"""

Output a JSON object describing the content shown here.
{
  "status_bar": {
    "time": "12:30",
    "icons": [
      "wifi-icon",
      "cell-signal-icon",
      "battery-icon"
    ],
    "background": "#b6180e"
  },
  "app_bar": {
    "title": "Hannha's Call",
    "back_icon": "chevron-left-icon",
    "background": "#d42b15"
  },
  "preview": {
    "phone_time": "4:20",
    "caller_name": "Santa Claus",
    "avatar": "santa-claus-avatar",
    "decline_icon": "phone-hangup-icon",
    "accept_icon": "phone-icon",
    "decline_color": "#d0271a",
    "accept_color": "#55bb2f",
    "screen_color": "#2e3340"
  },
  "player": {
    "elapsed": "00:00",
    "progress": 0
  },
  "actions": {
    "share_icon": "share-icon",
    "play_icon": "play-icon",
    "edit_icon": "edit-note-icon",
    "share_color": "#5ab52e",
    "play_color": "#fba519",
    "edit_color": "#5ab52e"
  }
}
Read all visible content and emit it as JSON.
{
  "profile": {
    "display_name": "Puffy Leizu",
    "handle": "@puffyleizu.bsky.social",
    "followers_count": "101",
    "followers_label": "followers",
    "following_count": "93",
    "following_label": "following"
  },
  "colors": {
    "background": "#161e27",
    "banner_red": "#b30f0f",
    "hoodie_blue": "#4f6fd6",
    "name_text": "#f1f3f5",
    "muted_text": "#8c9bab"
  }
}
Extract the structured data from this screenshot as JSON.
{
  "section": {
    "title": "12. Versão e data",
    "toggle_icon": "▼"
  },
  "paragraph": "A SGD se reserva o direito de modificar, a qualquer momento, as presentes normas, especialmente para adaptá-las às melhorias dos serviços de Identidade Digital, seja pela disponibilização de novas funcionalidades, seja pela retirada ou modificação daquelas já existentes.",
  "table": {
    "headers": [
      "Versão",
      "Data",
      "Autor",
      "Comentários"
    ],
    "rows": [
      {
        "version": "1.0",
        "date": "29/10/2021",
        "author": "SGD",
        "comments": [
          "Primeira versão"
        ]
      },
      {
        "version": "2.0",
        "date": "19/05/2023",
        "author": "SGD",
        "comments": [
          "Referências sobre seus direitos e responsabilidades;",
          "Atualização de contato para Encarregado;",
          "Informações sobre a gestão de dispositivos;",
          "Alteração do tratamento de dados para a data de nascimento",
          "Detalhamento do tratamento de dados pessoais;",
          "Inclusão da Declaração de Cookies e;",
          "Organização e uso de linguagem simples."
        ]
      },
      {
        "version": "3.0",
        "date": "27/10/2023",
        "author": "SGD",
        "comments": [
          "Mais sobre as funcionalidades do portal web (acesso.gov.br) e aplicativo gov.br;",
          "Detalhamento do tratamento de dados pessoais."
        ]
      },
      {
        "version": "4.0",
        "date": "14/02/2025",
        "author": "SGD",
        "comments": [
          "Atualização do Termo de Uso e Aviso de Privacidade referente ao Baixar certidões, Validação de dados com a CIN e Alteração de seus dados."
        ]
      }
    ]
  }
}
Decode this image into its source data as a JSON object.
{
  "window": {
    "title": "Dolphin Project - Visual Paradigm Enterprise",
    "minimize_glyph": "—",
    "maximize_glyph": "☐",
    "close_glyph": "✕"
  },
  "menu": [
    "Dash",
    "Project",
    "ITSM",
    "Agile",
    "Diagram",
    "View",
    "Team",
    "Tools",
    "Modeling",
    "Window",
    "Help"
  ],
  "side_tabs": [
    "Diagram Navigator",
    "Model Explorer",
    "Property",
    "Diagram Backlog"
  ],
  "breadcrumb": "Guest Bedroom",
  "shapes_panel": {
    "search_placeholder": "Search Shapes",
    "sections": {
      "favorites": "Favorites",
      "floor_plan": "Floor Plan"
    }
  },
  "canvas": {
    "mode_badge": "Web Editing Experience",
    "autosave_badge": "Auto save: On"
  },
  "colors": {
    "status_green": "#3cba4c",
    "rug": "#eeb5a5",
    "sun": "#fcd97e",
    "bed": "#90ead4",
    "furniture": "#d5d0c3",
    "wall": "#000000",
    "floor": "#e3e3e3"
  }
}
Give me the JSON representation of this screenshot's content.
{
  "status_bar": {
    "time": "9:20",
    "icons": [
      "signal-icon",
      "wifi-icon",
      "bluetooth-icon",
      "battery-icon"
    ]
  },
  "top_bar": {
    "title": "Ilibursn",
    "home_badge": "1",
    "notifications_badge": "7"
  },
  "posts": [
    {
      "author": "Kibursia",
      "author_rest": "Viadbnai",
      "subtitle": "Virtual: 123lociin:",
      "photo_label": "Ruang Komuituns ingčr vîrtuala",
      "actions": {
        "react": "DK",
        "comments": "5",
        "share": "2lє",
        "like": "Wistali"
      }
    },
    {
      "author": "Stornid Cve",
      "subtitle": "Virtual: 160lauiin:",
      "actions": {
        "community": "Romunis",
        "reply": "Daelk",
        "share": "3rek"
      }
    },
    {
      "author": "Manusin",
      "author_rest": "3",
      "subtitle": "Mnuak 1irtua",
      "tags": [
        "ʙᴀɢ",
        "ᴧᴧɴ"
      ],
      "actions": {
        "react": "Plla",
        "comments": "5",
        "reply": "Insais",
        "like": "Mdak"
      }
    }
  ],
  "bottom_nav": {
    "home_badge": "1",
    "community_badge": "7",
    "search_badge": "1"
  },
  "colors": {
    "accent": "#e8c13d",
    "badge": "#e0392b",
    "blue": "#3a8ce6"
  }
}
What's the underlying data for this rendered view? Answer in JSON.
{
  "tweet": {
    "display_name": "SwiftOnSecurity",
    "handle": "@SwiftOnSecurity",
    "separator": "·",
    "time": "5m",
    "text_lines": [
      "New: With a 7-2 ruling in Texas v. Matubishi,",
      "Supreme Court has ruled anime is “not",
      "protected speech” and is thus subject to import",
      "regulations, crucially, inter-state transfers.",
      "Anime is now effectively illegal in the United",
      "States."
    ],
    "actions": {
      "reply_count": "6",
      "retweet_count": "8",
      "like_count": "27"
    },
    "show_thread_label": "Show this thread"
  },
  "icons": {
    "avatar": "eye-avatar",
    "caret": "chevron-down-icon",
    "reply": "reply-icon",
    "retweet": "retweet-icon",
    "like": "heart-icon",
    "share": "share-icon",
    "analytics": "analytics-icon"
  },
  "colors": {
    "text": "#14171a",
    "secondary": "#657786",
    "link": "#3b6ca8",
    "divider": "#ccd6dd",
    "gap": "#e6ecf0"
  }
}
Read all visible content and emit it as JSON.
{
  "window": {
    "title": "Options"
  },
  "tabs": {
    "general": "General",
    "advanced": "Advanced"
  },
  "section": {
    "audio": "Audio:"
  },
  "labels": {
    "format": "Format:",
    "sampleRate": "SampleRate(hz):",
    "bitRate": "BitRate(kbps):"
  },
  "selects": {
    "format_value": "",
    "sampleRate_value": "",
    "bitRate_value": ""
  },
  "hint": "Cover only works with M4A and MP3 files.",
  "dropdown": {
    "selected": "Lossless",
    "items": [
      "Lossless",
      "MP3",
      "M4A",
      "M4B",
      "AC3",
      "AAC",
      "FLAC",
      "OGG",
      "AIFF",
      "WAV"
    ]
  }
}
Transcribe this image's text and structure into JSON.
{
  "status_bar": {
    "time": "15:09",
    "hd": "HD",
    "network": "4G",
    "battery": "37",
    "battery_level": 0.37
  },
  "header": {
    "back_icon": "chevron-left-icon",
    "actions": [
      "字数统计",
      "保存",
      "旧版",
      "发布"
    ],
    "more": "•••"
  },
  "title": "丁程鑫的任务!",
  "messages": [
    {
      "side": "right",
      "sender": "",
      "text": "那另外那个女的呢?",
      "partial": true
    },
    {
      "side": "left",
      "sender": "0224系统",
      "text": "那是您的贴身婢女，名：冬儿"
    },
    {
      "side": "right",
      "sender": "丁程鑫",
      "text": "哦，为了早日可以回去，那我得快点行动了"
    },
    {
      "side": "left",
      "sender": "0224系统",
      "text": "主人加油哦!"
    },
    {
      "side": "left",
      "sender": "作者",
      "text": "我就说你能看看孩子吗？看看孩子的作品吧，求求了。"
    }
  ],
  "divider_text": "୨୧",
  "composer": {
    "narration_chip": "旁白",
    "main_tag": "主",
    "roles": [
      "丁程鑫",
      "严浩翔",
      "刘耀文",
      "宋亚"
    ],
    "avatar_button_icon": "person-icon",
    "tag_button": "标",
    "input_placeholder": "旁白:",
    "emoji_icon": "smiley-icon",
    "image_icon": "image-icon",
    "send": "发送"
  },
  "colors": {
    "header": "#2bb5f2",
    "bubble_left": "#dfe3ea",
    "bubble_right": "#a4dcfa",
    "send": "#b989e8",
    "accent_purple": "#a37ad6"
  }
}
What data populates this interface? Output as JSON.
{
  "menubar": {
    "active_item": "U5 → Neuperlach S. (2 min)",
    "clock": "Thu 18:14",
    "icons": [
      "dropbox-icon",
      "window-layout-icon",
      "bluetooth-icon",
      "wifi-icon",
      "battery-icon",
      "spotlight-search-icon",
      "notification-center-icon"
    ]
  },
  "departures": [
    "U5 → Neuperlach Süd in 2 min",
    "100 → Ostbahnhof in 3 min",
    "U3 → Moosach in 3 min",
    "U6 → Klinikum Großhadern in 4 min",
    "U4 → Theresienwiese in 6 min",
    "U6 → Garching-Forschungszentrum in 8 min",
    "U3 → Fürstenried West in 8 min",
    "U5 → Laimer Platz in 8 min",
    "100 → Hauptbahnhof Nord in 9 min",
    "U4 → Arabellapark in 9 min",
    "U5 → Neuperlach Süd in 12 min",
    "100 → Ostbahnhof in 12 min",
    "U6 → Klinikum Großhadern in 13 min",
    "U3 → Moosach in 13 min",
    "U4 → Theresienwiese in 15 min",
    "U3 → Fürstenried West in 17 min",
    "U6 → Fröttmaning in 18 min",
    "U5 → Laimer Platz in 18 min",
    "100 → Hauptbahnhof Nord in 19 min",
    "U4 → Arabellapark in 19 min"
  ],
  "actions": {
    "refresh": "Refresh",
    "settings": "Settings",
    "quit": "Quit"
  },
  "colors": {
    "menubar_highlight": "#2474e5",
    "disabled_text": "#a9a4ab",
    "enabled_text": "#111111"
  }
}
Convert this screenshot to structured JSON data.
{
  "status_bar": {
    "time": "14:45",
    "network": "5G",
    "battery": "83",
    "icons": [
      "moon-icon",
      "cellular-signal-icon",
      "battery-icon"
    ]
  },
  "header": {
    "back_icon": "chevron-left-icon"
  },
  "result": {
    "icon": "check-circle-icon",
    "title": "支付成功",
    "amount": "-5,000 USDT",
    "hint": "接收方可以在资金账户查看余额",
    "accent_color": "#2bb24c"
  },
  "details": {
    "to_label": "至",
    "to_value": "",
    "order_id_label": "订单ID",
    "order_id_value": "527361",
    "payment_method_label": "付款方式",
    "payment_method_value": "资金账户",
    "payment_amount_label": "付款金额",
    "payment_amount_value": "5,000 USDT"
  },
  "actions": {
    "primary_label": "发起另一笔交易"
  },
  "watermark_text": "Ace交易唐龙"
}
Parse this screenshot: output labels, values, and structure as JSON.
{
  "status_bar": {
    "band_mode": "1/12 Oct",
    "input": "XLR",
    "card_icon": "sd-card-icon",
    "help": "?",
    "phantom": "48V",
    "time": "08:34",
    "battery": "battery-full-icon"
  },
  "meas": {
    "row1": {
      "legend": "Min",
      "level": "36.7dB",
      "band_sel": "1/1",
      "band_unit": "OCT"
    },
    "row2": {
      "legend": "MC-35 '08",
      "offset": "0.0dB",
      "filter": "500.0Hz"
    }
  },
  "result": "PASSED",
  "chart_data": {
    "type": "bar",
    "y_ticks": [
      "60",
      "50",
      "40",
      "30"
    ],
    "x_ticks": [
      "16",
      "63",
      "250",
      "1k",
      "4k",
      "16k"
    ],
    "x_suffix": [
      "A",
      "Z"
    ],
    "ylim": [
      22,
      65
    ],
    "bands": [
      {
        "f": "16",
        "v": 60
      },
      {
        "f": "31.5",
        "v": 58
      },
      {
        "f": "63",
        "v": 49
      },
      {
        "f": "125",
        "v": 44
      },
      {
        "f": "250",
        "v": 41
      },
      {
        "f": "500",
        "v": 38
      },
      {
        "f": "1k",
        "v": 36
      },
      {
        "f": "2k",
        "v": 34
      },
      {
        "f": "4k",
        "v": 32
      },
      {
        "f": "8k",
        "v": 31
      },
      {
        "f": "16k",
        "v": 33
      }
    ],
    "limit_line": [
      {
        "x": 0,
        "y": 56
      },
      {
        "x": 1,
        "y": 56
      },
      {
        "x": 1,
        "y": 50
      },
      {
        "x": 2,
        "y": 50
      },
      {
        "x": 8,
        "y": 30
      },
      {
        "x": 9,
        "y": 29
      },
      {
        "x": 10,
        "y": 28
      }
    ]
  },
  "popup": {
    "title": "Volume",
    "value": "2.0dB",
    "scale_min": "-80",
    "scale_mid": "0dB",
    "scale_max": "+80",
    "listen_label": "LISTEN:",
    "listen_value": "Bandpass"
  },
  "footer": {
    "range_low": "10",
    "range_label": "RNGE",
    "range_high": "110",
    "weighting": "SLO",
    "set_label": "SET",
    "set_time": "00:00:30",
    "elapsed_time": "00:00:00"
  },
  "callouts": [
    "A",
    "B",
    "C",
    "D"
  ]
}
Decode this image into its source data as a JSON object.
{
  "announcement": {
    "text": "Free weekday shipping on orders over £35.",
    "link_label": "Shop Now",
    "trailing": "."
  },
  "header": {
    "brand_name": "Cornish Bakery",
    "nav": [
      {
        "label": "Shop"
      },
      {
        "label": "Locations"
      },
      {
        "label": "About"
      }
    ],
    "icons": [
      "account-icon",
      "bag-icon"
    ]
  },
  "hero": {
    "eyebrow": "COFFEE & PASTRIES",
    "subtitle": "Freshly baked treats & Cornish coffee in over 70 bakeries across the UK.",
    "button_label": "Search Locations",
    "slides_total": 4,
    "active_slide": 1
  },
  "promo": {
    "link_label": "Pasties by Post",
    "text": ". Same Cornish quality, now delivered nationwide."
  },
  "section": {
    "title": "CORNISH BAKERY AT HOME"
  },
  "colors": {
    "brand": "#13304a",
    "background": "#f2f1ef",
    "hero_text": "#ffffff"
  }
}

"""

Exercise directions:
Track down every line holding the string "sobre" and copy it.

Final result:
          "Referências sobre seus direitos e responsabilidades;",
          "Informações sobre a gestão de dispositivos;",
          "Mais sobre as funcionalidades do portal web (acesso.gov.br) e aplicativo gov.br;",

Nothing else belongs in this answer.